++++ Source excerpt ++++
In Video Presentation No1 artist Fernanda Laguna, speaking Spanglish, affirms: «I want to be an international artist» while giving a guided tour of a selection of her works to an unknown international curator. The presentations ironically externalize a critique of the visibility regimes established by the artistic circuits where artists from New York or London, due to their cultural hegemony and privileged geographical location, have more opportunities to become established in the world ́s artistic elite than others who produce their works in more peripheral places, such as Latin America. The handcrafted nature of the video is in line with the trash and precarious aesthetics to which Laguna has resorted since the beginning of her career to question, in her own way, the essence of the work of art with its reified attributes of beauty and originality and thus open the senses to experimentation and spontaneous expression.
Desde el Jardín is a collaboration between Sol Calero and Dafna Maimon. Imitating the structure of telenovelas, Desde el Jardín recreates an opulent hacienda that evokes the illusion of luxury, wealth and glamour that this genre often represents. Working with cultural codes, Maimon and Calro underline the normalized social dynamics that are portrayed in telenovelas, such as gender roles, socioeconomic positionality and class aspiration. They use the basis of this discourse, developed in plots of greed, envy, infidelities, family drama and tragic twists, to create their own abstraction, taking extravagance to all levels of the assemblage.
The Piccone Parlante is part of Heller’s actual presentation at the Argentinian Pavilion, 59th Biennale di Venezia — a video installation conformed by several 3D animated videos. The Piccone Parlante presents a soliloquio, a script made by the interaction between an AI web text generator and the artist›s inputs. The result is this insistent pigeon who talks non-stop and leaves no issue untouched in a paradoxical and absurd statement in which the humor, the abject, social satire and metaphysical spatiality come together. The characters created by Heller in each of the exhibited pieces come from a deeply personal, handcrafted matrix with which she addresses the symbolic world around her.
The video is part of Sa La Na, A Yuum, Iasis/Laissez Faire-Laissez Passer, a multimedia installation conceived as a parodic allegory of Mexico›s economic liberalization between 1986 and 1996. It consists of a pseudo-documentary video about the story of Keiko—the first superstar killer whale who became famous for playing the role of Willy in the eponymous movie. With means of a virtual mask designed on Snapchat, the video shows the orca conducting an interview with himself, vocalized in the language of cetaceans, narrating the neoliberal failure of Mexico, as well as his experience as a national icon while held in captivity in a Mexican amusement park during these key years in the country’s economic history.
++++
Tasks and exercises:
**1.** Could you restate the passage on the video artworks, starting with "The video is part" and going on through "country’s economic history.", with "orca" swapped for "whale"?
**2.** How would the passage on the video artworks go on after its last sentence? Continue it.
++++ Records ++++
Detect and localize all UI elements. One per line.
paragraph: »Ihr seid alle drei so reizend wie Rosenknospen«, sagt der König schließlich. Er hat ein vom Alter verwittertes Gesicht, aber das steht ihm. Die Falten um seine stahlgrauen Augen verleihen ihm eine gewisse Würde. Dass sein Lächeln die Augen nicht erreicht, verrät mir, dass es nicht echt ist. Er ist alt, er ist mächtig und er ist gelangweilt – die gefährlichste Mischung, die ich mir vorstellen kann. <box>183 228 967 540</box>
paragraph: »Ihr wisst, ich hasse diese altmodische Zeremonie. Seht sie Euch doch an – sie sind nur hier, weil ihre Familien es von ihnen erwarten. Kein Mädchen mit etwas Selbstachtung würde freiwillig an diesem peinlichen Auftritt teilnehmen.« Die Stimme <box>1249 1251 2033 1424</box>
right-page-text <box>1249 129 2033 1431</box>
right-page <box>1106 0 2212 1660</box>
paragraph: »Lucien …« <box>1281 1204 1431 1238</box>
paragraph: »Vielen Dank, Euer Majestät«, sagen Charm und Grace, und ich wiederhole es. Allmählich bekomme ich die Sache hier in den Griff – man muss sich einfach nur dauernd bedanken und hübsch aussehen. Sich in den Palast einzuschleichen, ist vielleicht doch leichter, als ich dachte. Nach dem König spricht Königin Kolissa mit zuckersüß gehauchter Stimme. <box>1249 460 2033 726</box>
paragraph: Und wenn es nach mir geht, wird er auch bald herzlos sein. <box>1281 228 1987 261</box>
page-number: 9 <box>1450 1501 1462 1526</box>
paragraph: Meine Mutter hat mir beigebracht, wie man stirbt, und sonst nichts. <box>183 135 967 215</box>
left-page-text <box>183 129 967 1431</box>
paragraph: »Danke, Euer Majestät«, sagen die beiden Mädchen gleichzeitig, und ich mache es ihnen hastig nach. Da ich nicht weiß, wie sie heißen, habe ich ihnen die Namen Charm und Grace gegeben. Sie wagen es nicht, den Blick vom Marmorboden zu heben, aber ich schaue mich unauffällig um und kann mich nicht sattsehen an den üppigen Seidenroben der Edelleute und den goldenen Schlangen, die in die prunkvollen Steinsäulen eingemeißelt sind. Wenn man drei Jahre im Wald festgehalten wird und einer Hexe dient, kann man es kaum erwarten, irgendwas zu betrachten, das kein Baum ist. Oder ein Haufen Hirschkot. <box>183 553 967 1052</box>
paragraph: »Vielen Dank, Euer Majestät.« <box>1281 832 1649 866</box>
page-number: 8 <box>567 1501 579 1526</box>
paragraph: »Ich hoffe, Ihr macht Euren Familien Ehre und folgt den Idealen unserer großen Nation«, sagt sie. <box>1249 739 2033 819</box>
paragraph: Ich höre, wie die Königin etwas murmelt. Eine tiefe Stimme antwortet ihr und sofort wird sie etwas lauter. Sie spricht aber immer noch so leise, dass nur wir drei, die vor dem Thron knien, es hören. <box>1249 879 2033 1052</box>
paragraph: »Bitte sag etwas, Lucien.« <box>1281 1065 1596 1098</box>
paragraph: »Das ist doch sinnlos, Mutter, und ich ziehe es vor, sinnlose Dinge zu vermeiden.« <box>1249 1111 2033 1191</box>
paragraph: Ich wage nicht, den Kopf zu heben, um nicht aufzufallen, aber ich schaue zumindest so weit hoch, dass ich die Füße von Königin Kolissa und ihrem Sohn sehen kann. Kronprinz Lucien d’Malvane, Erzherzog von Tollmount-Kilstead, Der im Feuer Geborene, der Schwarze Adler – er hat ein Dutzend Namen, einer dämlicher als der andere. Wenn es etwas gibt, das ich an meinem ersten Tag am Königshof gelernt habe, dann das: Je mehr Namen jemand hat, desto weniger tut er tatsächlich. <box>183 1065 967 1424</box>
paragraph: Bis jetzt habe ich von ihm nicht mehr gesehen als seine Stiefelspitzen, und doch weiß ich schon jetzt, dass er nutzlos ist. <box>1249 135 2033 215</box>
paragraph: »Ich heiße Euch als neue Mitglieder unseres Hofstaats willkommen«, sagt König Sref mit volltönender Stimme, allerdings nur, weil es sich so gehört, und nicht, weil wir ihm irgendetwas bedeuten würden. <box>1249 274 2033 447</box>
++++
Answers below:
**1.**
The video is part of Sa La Na, A Yuum, Iasis/Laissez Faire-Laissez Passer, a multimedia installation conceived as a parodic allegory of Mexico›s economic liberalization between 1986 and 1996. It consists of a pseudo-documentary video about the story of Keiko—the first superstar killer whale who became famous for playing the role of Willy in the eponymous movie. With means of a virtual mask designed on Snapchat, the video shows the whale conducting an interview with himself, vocalized in the language of cetaceans, narrating the neoliberal failure of Mexico, as well as his experience as a national icon while held in captivity in a Mexican amusement park during these key years in the country’s economic history.

**2.**
In Luiz Roque’s short film ZERO we follow a dog moving alone onboard an aircraft that flies over a vast desert. The dog seems tranquil as if keeping up with its daily routine in an environment in which the human presence is completely absent. The disturbing image of the animal left adrift — perhaps the only remaining living being in existence — is interspersed with the shiny mirrored surface of high-tech skyscrapers emerging out of the sand, in what might have once been an oasis. The continuum is only interrupted by the word ZERO. In times in which emerging technology points to the overcoming of the very concept of the human, the contrast between the desert’s dust, the futuristic skyline, and the lone creature seems like a timely alert to the environmental and social consequences of much of the political and economic choices of the 20th century. The film suggests an inevitable return to a sort of ground zero of the species, whatever this might be. The inconclusiveness of its plot makes us wonder about extinction, whether it concerns either the disappearance of the human race itself or perhaps of the cultural construct that we call “human civilization.”
Demarco’s video Cebame revisits the Argentinian daily ritual of drinking mate as a way to reflect on tradition, sexuality, and social conventions. The work belongs to a wider research the artist has been developing regarding the silversmiths of his hometown, attempting to update their traditional craftwork to today’s imagery. A collection of ornamented silver mate cups designed to work simultaneously as anal sextoys are the leading characters of the video that features a number of people in colloquial scenes sharing the popular infusion served directly from a subject’s rectum. In the video, the silver mates thus leave their patrimonial status to become part of everyday consumption; they are removed from their showcase and returned to the community. Using a humorous and at the same time naive tone, the video advocates for an unapologetic inclusion of sexual pleasure an practice into daily life while simultaneously subverting cultural folklore by affording this symbolic object a new bodily dimension. It ultimately questions established social norms and the shaping of traditions.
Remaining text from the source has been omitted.